- Genre: Sitcom
- Based on: One Foot in the Grave by David Renwick
- Developed by: Dennis Klein
- Directed by: John Whitesell (seasons 1–2 & 4); Don Scardino (seasons 2–4); John Bowab (season 2); Arthur Lewis (season 2);
- Starring: Bill Cosby; Phylicia Rashad; T'Keyah Crystal Keymáh; Doug E. Doug; Madeline Kahn; Jurnee Smollett; Darien Sills-Evans;
- Theme music composer: Bill Cosby; Benny Golson;
- Country of origin: United States
- Original language: English
- No. of seasons: 4
- No. of episodes: 96 (list of episodes)

Production
- Executive producers: Bill Cosby; Dennis Klein; Marcy Carsey; Tom Werner; Caryn Mandabach; David Renwick; Peter Tortorici; David Landsberg; Norman Steinberg; Tom Straw;
- Producer: Joanne Curley-Kerner
- Production locations: Kaufman Astoria Studios Astoria, New York, U.S.

■ SUPPLIED DATA ■
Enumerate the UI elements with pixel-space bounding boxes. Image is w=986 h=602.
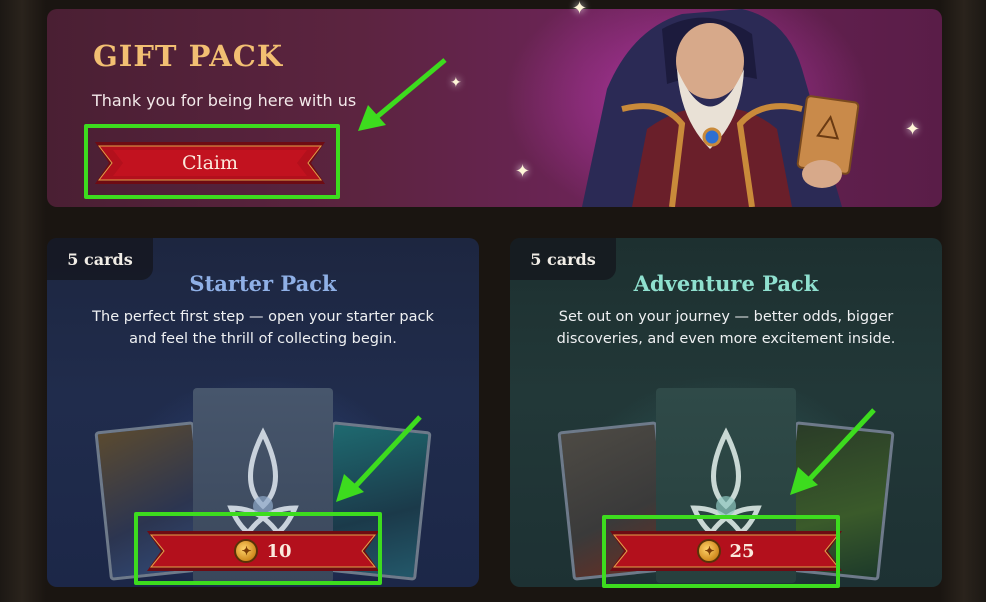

■ PROBLEMS AND TASKS ■
1. Transcribe the sitcom details, everything from "- Genre: Sitcom" down to "(list of episodes)".
2. Go on with the sitcom details from the point where the listing ends.

■ ANSWERS BELOW ■
1.
- Genre: Sitcom
- Based on: One Foot in the Grave by David Renwick
- Developed by: Dennis Klein
- Directed by: John Whitesell (seasons 1–2 & 4); Don Scardino (seasons 2–4); John Bowab (season 2); Arthur Lewis (season 2);
- Starring: Bill Cosby; Phylicia Rashad; T'Keyah Crystal Keymáh; Doug E. Doug; Madeline Kahn; Jurnee Smollett; Darien Sills-Evans;
- Theme music composer: Bill Cosby; Benny Golson;
- Country of origin: United States
- Original language: English
- No. of seasons: 4
- No. of episodes: 96 (list of episodes)

2.
- Camera setup: Videotape; Multi-camera
- Running time: 22 minutes
- Production company: Carsey-Werner Productions

Original release
- Network: CBS
- Release: September 16, 1996 – April 28, 2000

= Cosby (TV series) =

American television sitcom (1996–2000)

Cosby is an American television sitcom that aired on CBS from September 16, 1996, to April 28, 2000. The program starred Bill Cosby (in his final series) and Phylicia Rashad, who had previously co-starred in the NBC sitcom The Cosby Show (1984–1992). Madeline Kahn portrayed their neighborly friend, Pauline, until her death in 1999. The show was adapted from the British sitcom One Foot in the Grave.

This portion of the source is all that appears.